Given task
Each record is to be printed again precisely as it reads.

• • • •

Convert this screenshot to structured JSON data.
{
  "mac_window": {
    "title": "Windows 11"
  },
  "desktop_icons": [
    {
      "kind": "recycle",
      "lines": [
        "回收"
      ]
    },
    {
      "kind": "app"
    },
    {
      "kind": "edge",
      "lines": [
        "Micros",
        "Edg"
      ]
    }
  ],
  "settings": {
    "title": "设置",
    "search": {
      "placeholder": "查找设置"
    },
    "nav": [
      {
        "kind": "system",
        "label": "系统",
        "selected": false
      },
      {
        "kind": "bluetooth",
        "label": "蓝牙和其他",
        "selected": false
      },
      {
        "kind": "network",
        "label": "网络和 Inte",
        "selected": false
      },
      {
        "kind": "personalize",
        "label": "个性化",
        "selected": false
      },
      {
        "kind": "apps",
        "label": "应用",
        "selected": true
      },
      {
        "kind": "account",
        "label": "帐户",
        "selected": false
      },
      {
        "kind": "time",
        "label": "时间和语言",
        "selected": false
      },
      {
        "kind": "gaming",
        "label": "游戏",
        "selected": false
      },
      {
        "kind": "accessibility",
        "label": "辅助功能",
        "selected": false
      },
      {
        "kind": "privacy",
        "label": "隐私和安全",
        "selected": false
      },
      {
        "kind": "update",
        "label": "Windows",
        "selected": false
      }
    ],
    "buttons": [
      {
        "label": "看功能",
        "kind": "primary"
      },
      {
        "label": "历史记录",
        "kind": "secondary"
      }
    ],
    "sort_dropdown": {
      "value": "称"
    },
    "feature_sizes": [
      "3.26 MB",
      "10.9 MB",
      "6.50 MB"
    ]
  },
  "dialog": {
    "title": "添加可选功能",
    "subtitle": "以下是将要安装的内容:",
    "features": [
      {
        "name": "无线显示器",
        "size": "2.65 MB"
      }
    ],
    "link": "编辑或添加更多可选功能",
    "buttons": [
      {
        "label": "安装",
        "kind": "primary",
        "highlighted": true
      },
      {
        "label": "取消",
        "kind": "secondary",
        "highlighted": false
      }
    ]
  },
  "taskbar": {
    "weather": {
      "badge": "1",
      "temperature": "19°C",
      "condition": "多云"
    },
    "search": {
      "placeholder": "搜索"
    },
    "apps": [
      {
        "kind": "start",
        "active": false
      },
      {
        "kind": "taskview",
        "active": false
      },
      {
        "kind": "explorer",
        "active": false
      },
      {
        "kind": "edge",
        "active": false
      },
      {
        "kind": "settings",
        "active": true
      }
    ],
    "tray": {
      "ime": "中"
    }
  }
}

• • • •

Full response
Convert this screenshot to structured JSON data.
{
  "mac_window": {
    "title": "Windows 11"
  },
  "desktop_icons": [
    {
      "kind": "recycle",
      "lines": [
        "回收"
      ]
    },
    {
      "kind": "app"
    },
    {
      "kind": "edge",
      "lines": [
        "Micros",
        "Edg"
      ]
    }
  ],
  "settings": {
    "title": "设置",
    "search": {
      "placeholder": "查找设置"
    },
    "nav": [
      {
        "kind": "system",
        "label": "系统",
        "selected": false
      },
      {
        "kind": "bluetooth",
        "label": "蓝牙和其他",
        "selected": false
      },
      {
        "kind": "network",
        "label": "网络和 Inte",
        "selected": false
      },
      {
        "kind": "personalize",
        "label": "个性化",
        "selected": false
      },
      {
        "kind": "apps",
        "label": "应用",
        "selected": true
      },
      {
        "kind": "account",
        "label": "帐户",
        "selected": false
      },
      {
        "kind": "time",
        "label": "时间和语言",
        "selected": false
      },
      {
        "kind": "gaming",
        "label": "游戏",
        "selected": false
      },
      {
        "kind": "accessibility",
        "label": "辅助功能",
        "selected": false
      },
      {
        "kind": "privacy",
        "label": "隐私和安全",
        "selected": false
      },
      {
        "kind": "update",
        "label": "Windows",
        "selected": false
      }
    ],
    "buttons": [
      {
        "label": "看功能",
        "kind": "primary"
      },
      {
        "label": "历史记录",
        "kind": "secondary"
      }
    ],
    "sort_dropdown": {
      "value": "称"
    },
    "feature_sizes": [
      "3.26 MB",
      "10.9 MB",
      "6.50 MB"
    ]
  },
  "dialog": {
    "title": "添加可选功能",
    "subtitle": "以下是将要安装的内容:",
    "features": [
      {
        "name": "无线显示器",
        "size": "2.65 MB"
      }
    ],
    "link": "编辑或添加更多可选功能",
    "buttons": [
      {
        "label": "安装",
        "kind": "primary",
        "highlighted": true
      },
      {
        "label": "取消",
        "kind": "secondary",
        "highlighted": false
      }
    ]
  },
  "taskbar": {
    "weather": {
      "badge": "1",
      "temperature": "19°C",
      "condition": "多云"
    },
    "search": {
      "placeholder": "搜索"
    },
    "apps": [
      {
        "kind": "start",
        "active": false
      },
      {
        "kind": "taskview",
        "active": false
      },
      {
        "kind": "explorer",
        "active": false
      },
      {
        "kind": "edge",
        "active": false
      },
      {
        "kind": "settings",
        "active": true
      }
    ],
    "tray": {
      "ime": "中"
    }
  }
}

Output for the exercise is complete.